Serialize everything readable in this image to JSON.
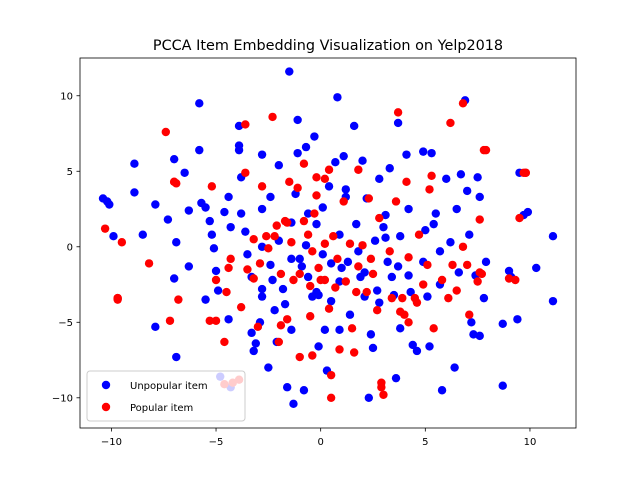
{
  "chart_data": {
    "type": "scatter",
    "title": "PCCA Item Embedding Visualization on Yelp2018",
    "xlabel": "",
    "ylabel": "",
    "xlim": [
      -11.5,
      12.2
    ],
    "ylim": [
      -12.0,
      12.5
    ],
    "xticks": [
      -10,
      -5,
      0,
      5,
      10
    ],
    "yticks": [
      -10,
      -5,
      0,
      5,
      10
    ],
    "grid": false,
    "legend": {
      "placement": "lower-left"
    },
    "series": [
      {
        "name": "Unpopular item",
        "color": "#0000ff",
        "points": [
          [
            -10.4,
            3.2
          ],
          [
            -10.2,
            3.0
          ],
          [
            -10.1,
            2.8
          ],
          [
            -9.9,
            0.7
          ],
          [
            -8.9,
            5.5
          ],
          [
            -8.9,
            3.6
          ],
          [
            -8.5,
            0.8
          ],
          [
            -7.9,
            2.8
          ],
          [
            -7.9,
            -5.3
          ],
          [
            -7.3,
            1.8
          ],
          [
            -7.0,
            5.8
          ],
          [
            -6.9,
            0.3
          ],
          [
            -7.0,
            -2.1
          ],
          [
            -6.9,
            -7.3
          ],
          [
            -6.5,
            4.9
          ],
          [
            -6.3,
            2.4
          ],
          [
            -6.3,
            -1.3
          ],
          [
            -5.8,
            9.5
          ],
          [
            -5.8,
            6.4
          ],
          [
            -5.7,
            2.9
          ],
          [
            -5.5,
            2.6
          ],
          [
            -5.5,
            -3.5
          ],
          [
            -5.3,
            1.7
          ],
          [
            -5.2,
            0.8
          ],
          [
            -5.1,
            -0.1
          ],
          [
            -5.0,
            -1.6
          ],
          [
            -4.9,
            -2.9
          ],
          [
            -4.8,
            -8.6
          ],
          [
            -4.6,
            2.3
          ],
          [
            -4.4,
            3.3
          ],
          [
            -4.4,
            -4.8
          ],
          [
            -4.3,
            1.3
          ],
          [
            -4.3,
            -9.3
          ],
          [
            -3.9,
            8.0
          ],
          [
            -3.9,
            6.4
          ],
          [
            -3.9,
            6.7
          ],
          [
            -3.8,
            4.6
          ],
          [
            -3.8,
            2.2
          ],
          [
            -3.6,
            1.0
          ],
          [
            -3.5,
            -0.5
          ],
          [
            -3.3,
            -2.0
          ],
          [
            -3.3,
            -5.7
          ],
          [
            -3.2,
            -6.9
          ],
          [
            -3.1,
            -6.4
          ],
          [
            -2.9,
            -5.0
          ],
          [
            -2.8,
            6.1
          ],
          [
            -2.8,
            2.5
          ],
          [
            -2.8,
            0.0
          ],
          [
            -2.8,
            -2.8
          ],
          [
            -2.8,
            -3.3
          ],
          [
            -2.5,
            -8.0
          ],
          [
            -2.4,
            3.3
          ],
          [
            -2.4,
            -1.2
          ],
          [
            -2.3,
            -2.2
          ],
          [
            -2.2,
            -4.2
          ],
          [
            -2.1,
            -6.3
          ],
          [
            -2.0,
            5.4
          ],
          [
            -2.0,
            0.4
          ],
          [
            -1.8,
            -2.8
          ],
          [
            -1.7,
            -3.8
          ],
          [
            -1.6,
            -9.3
          ],
          [
            -1.5,
            11.6
          ],
          [
            -1.4,
            1.6
          ],
          [
            -1.4,
            -0.8
          ],
          [
            -1.4,
            -5.5
          ],
          [
            -1.3,
            -10.4
          ],
          [
            -1.2,
            3.5
          ],
          [
            -1.1,
            8.4
          ],
          [
            -1.1,
            6.2
          ],
          [
            -1.0,
            -0.8
          ],
          [
            -0.9,
            -1.3
          ],
          [
            -0.8,
            -9.5
          ],
          [
            -0.7,
            6.6
          ],
          [
            -0.7,
            0.1
          ],
          [
            -0.6,
            2.2
          ],
          [
            -0.6,
            -2.0
          ],
          [
            -0.4,
            -3.3
          ],
          [
            -0.3,
            7.3
          ],
          [
            -0.2,
            1.5
          ],
          [
            -0.2,
            -3.0
          ],
          [
            -0.1,
            -3.2
          ],
          [
            -0.1,
            -6.6
          ],
          [
            0.1,
            2.6
          ],
          [
            0.1,
            -0.5
          ],
          [
            0.2,
            -5.5
          ],
          [
            0.3,
            -8.2
          ],
          [
            0.4,
            4.0
          ],
          [
            0.5,
            -1.1
          ],
          [
            0.5,
            -3.6
          ],
          [
            0.7,
            5.6
          ],
          [
            0.8,
            9.9
          ],
          [
            0.9,
            0.8
          ],
          [
            0.9,
            -2.3
          ],
          [
            0.9,
            -5.5
          ],
          [
            1.0,
            -1.4
          ],
          [
            1.1,
            6.0
          ],
          [
            1.2,
            3.8
          ],
          [
            1.2,
            3.3
          ],
          [
            1.3,
            -1.0
          ],
          [
            1.4,
            -4.5
          ],
          [
            1.6,
            8.0
          ],
          [
            1.7,
            1.5
          ],
          [
            1.8,
            -0.3
          ],
          [
            1.9,
            -2.0
          ],
          [
            2.0,
            5.7
          ],
          [
            2.1,
            -1.7
          ],
          [
            2.1,
            -3.3
          ],
          [
            2.2,
            3.2
          ],
          [
            2.3,
            -10.0
          ],
          [
            2.4,
            -5.8
          ],
          [
            2.5,
            -6.7
          ],
          [
            2.6,
            0.4
          ],
          [
            2.7,
            -2.9
          ],
          [
            2.8,
            4.5
          ],
          [
            2.8,
            -3.7
          ],
          [
            3.0,
            1.3
          ],
          [
            3.1,
            2.1
          ],
          [
            3.1,
            0.6
          ],
          [
            3.2,
            -1.0
          ],
          [
            3.3,
            5.2
          ],
          [
            3.4,
            -2.0
          ],
          [
            3.5,
            -3.2
          ],
          [
            3.6,
            -8.7
          ],
          [
            3.7,
            8.2
          ],
          [
            3.7,
            -1.3
          ],
          [
            3.8,
            0.7
          ],
          [
            3.8,
            -5.4
          ],
          [
            4.1,
            6.1
          ],
          [
            4.2,
            2.5
          ],
          [
            4.2,
            -1.9
          ],
          [
            4.3,
            -3.0
          ],
          [
            4.4,
            -6.5
          ],
          [
            4.6,
            -6.9
          ],
          [
            4.9,
            6.3
          ],
          [
            4.9,
            -1.0
          ],
          [
            5.0,
            1.1
          ],
          [
            5.1,
            -3.3
          ],
          [
            5.2,
            -6.6
          ],
          [
            5.3,
            6.2
          ],
          [
            5.4,
            1.5
          ],
          [
            5.5,
            2.2
          ],
          [
            5.7,
            -0.3
          ],
          [
            5.7,
            -2.5
          ],
          [
            5.8,
            -9.5
          ],
          [
            6.0,
            4.5
          ],
          [
            6.2,
            0.3
          ],
          [
            6.4,
            -8.0
          ],
          [
            6.5,
            2.5
          ],
          [
            6.6,
            -1.7
          ],
          [
            6.7,
            4.8
          ],
          [
            6.9,
            9.7
          ],
          [
            7.0,
            3.7
          ],
          [
            7.1,
            0.8
          ],
          [
            7.2,
            -5.0
          ],
          [
            7.3,
            -5.8
          ],
          [
            7.4,
            -1.9
          ],
          [
            7.5,
            4.6
          ],
          [
            7.6,
            3.3
          ],
          [
            7.6,
            -5.9
          ],
          [
            7.8,
            -3.4
          ],
          [
            7.9,
            -1.0
          ],
          [
            8.7,
            -5.1
          ],
          [
            8.7,
            -9.2
          ],
          [
            9.0,
            -1.6
          ],
          [
            9.1,
            -2.0
          ],
          [
            9.4,
            -4.8
          ],
          [
            9.5,
            4.9
          ],
          [
            9.7,
            2.1
          ],
          [
            9.9,
            2.3
          ],
          [
            10.3,
            -1.4
          ],
          [
            11.1,
            0.7
          ],
          [
            11.1,
            -3.6
          ]
        ]
      },
      {
        "name": "Popular item",
        "color": "#ff0000",
        "points": [
          [
            -10.3,
            1.2
          ],
          [
            -9.7,
            -3.4
          ],
          [
            -9.7,
            -3.4
          ],
          [
            -9.5,
            0.3
          ],
          [
            -8.2,
            -1.1
          ],
          [
            -7.4,
            7.6
          ],
          [
            -7.2,
            -4.9
          ],
          [
            -7.0,
            4.3
          ],
          [
            -7.0,
            4.3
          ],
          [
            -6.8,
            -3.5
          ],
          [
            -5.3,
            -4.9
          ],
          [
            -5.2,
            4.0
          ],
          [
            -5.0,
            -4.9
          ],
          [
            -5.0,
            -2.2
          ],
          [
            -4.6,
            -6.3
          ],
          [
            -4.6,
            -9.1
          ],
          [
            -4.5,
            -3.0
          ],
          [
            -4.4,
            -1.4
          ],
          [
            -4.3,
            -0.8
          ],
          [
            -4.2,
            -9.0
          ],
          [
            -3.9,
            -8.8
          ],
          [
            -3.8,
            -4.0
          ],
          [
            -3.6,
            8.1
          ],
          [
            -3.6,
            4.9
          ],
          [
            -3.5,
            -1.5
          ],
          [
            -3.2,
            0.5
          ],
          [
            -3.2,
            -2.1
          ],
          [
            -3.0,
            -5.3
          ],
          [
            -2.9,
            -1.1
          ],
          [
            -2.8,
            4.0
          ],
          [
            -2.6,
            0.7
          ],
          [
            -2.5,
            -0.1
          ],
          [
            -2.3,
            8.6
          ],
          [
            -2.2,
            0.7
          ],
          [
            -2.1,
            1.4
          ],
          [
            -2.0,
            -6.3
          ],
          [
            -1.9,
            -1.8
          ],
          [
            -1.9,
            -5.2
          ],
          [
            -1.7,
            1.7
          ],
          [
            -1.6,
            1.6
          ],
          [
            -1.6,
            -4.8
          ],
          [
            -1.5,
            4.3
          ],
          [
            -1.4,
            0.3
          ],
          [
            -1.3,
            -2.2
          ],
          [
            -1.1,
            3.9
          ],
          [
            -1.0,
            -1.8
          ],
          [
            -1.0,
            -7.3
          ],
          [
            -0.8,
            5.5
          ],
          [
            -0.8,
            1.7
          ],
          [
            -0.6,
            0.8
          ],
          [
            -0.5,
            -2.6
          ],
          [
            -0.5,
            -4.6
          ],
          [
            -0.4,
            -7.2
          ],
          [
            -0.4,
            -0.3
          ],
          [
            -0.3,
            2.2
          ],
          [
            -0.2,
            4.6
          ],
          [
            -0.2,
            3.4
          ],
          [
            -0.1,
            -1.4
          ],
          [
            0.0,
            -2.2
          ],
          [
            0.2,
            4.5
          ],
          [
            0.2,
            0.2
          ],
          [
            0.2,
            -2.2
          ],
          [
            0.4,
            5.1
          ],
          [
            0.4,
            -4.1
          ],
          [
            0.5,
            -8.5
          ],
          [
            0.5,
            -10.0
          ],
          [
            0.6,
            0.7
          ],
          [
            0.7,
            -2.7
          ],
          [
            0.8,
            -0.8
          ],
          [
            0.9,
            -6.8
          ],
          [
            1.1,
            3.0
          ],
          [
            1.2,
            -2.3
          ],
          [
            1.4,
            0.2
          ],
          [
            1.5,
            -5.4
          ],
          [
            1.6,
            -7.0
          ],
          [
            1.7,
            -3.0
          ],
          [
            1.8,
            5.1
          ],
          [
            1.8,
            -1.3
          ],
          [
            2.0,
            0.1
          ],
          [
            2.2,
            -3.0
          ],
          [
            2.3,
            3.2
          ],
          [
            2.4,
            -0.8
          ],
          [
            2.5,
            -1.8
          ],
          [
            2.7,
            -4.2
          ],
          [
            2.8,
            1.9
          ],
          [
            2.9,
            -9.0
          ],
          [
            2.9,
            -9.3
          ],
          [
            3.0,
            -9.8
          ],
          [
            3.3,
            -0.3
          ],
          [
            3.4,
            -3.4
          ],
          [
            3.6,
            3.0
          ],
          [
            3.7,
            8.9
          ],
          [
            3.8,
            -4.3
          ],
          [
            3.9,
            -3.4
          ],
          [
            4.0,
            -4.5
          ],
          [
            4.1,
            4.3
          ],
          [
            4.2,
            -0.7
          ],
          [
            4.2,
            -5.0
          ],
          [
            4.5,
            -3.4
          ],
          [
            4.6,
            -3.7
          ],
          [
            4.7,
            0.8
          ],
          [
            4.9,
            -2.5
          ],
          [
            5.1,
            -1.2
          ],
          [
            5.2,
            3.8
          ],
          [
            5.3,
            4.7
          ],
          [
            5.4,
            -5.4
          ],
          [
            5.8,
            -2.2
          ],
          [
            6.1,
            -3.4
          ],
          [
            6.2,
            8.2
          ],
          [
            6.3,
            -1.2
          ],
          [
            6.5,
            -2.9
          ],
          [
            6.8,
            9.5
          ],
          [
            6.8,
            0.0
          ],
          [
            7.0,
            -1.2
          ],
          [
            7.1,
            -4.5
          ],
          [
            7.5,
            -2.3
          ],
          [
            7.6,
            1.8
          ],
          [
            7.6,
            -1.7
          ],
          [
            7.7,
            -1.8
          ],
          [
            7.8,
            6.4
          ],
          [
            7.9,
            6.4
          ],
          [
            9.0,
            -2.1
          ],
          [
            9.3,
            -2.2
          ],
          [
            9.5,
            1.9
          ],
          [
            9.7,
            4.9
          ],
          [
            9.8,
            4.9
          ],
          [
            9.8,
            4.9
          ],
          [
            -6.9,
            4.2
          ],
          [
            -9.7,
            -3.5
          ]
        ]
      }
    ]
  }
}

• _Work instructions_
Say how many lines in the records hold the string "name", and say nothing else.

• _The output_
2